▼

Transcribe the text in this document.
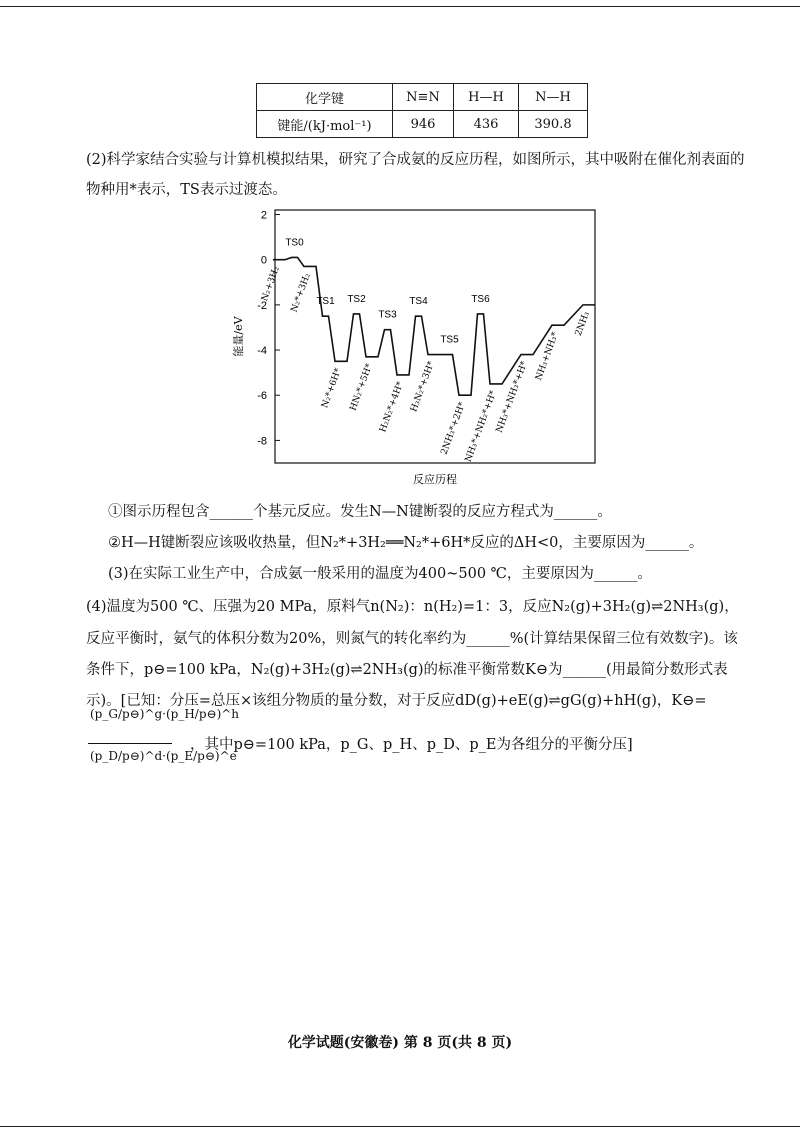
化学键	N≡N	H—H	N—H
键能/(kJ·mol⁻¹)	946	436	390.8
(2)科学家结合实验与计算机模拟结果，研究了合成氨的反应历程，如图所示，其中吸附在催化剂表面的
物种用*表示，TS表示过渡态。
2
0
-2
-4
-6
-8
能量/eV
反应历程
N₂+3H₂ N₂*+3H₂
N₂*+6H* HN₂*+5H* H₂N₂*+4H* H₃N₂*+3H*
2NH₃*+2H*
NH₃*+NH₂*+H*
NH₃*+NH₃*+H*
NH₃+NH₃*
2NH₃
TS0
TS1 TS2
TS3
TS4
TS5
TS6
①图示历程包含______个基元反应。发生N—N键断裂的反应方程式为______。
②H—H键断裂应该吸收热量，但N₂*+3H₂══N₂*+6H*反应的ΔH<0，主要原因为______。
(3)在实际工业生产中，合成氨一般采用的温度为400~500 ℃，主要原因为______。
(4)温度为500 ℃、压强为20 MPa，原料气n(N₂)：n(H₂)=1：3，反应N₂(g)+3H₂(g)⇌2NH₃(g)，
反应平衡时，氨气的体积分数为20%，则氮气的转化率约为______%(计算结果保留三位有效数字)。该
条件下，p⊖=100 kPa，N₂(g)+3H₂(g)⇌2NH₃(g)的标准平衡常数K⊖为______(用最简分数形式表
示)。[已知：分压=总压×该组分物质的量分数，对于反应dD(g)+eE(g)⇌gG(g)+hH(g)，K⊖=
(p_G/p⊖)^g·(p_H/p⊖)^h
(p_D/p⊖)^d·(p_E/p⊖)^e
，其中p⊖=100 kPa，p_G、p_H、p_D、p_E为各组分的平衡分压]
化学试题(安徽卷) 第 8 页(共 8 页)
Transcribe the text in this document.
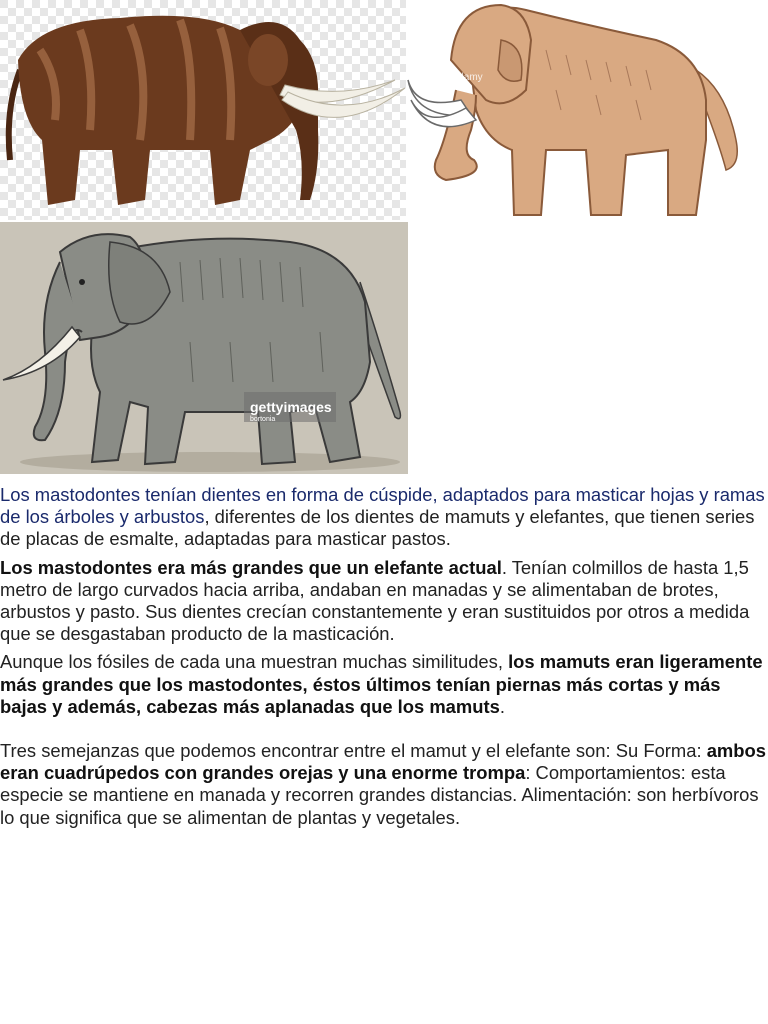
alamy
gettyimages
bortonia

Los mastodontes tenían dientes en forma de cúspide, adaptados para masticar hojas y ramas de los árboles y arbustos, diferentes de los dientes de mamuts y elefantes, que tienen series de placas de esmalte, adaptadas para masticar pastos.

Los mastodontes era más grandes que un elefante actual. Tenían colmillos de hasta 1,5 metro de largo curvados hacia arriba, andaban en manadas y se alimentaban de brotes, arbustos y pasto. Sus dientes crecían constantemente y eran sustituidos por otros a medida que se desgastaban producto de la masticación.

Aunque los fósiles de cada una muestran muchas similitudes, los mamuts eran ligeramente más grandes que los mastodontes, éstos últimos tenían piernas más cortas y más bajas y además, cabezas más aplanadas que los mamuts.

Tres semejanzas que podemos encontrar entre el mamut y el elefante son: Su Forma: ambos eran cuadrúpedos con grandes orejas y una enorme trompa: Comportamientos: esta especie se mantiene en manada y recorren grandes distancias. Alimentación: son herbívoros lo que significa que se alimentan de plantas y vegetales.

▲

■ **Given exercise**: Transcribe the records above exactly, leaving out every picture.

■ **Problem solution**:
Transcribe the text in this document.
化学键	N≡N	H—H	N—H
键能/(kJ·mol⁻¹)	946	436	390.8
(2)科学家结合实验与计算机模拟结果，研究了合成氨的反应历程，如图所示，其中吸附在催化剂表面的
物种用*表示，TS表示过渡态。
2
0
-2
-4
-6
-8
能量/eV
反应历程
N₂+3H₂ N₂*+3H₂
N₂*+6H* HN₂*+5H* H₂N₂*+4H* H₃N₂*+3H*
2NH₃*+2H*
NH₃*+NH₂*+H*
NH₃*+NH₃*+H*
NH₃+NH₃*
2NH₃
TS0
TS1 TS2
TS3
TS4
TS5
TS6
①图示历程包含______个基元反应。发生N—N键断裂的反应方程式为______。
②H—H键断裂应该吸收热量，但N₂*+3H₂══N₂*+6H*反应的ΔH<0，主要原因为______。
(3)在实际工业生产中，合成氨一般采用的温度为400~500 ℃，主要原因为______。
(4)温度为500 ℃、压强为20 MPa，原料气n(N₂)：n(H₂)=1：3，反应N₂(g)+3H₂(g)⇌2NH₃(g)，
反应平衡时，氨气的体积分数为20%，则氮气的转化率约为______%(计算结果保留三位有效数字)。该
条件下，p⊖=100 kPa，N₂(g)+3H₂(g)⇌2NH₃(g)的标准平衡常数K⊖为______(用最简分数形式表
示)。[已知：分压=总压×该组分物质的量分数，对于反应dD(g)+eE(g)⇌gG(g)+hH(g)，K⊖=
(p_G/p⊖)^g·(p_H/p⊖)^h
(p_D/p⊖)^d·(p_E/p⊖)^e
，其中p⊖=100 kPa，p_G、p_H、p_D、p_E为各组分的平衡分压]
化学试题(安徽卷) 第 8 页(共 8 页)
Transcribe the text in this document.
alamy
gettyimages
bortonia

Los mastodontes tenían dientes en forma de cúspide, adaptados para masticar hojas y ramas de los árboles y arbustos, diferentes de los dientes de mamuts y elefantes, que tienen series de placas de esmalte, adaptadas para masticar pastos.

Los mastodontes era más grandes que un elefante actual. Tenían colmillos de hasta 1,5 metro de largo curvados hacia arriba, andaban en manadas y se alimentaban de brotes, arbustos y pasto. Sus dientes crecían constantemente y eran sustituidos por otros a medida que se desgastaban producto de la masticación.

Aunque los fósiles de cada una muestran muchas similitudes, los mamuts eran ligeramente más grandes que los mastodontes, éstos últimos tenían piernas más cortas y más bajas y además, cabezas más aplanadas que los mamuts.

Tres semejanzas que podemos encontrar entre el mamut y el elefante son: Su Forma: ambos eran cuadrúpedos con grandes orejas y una enorme trompa: Comportamientos: esta especie se mantiene en manada y recorren grandes distancias. Alimentación: son herbívoros lo que significa que se alimentan de plantas y vegetales.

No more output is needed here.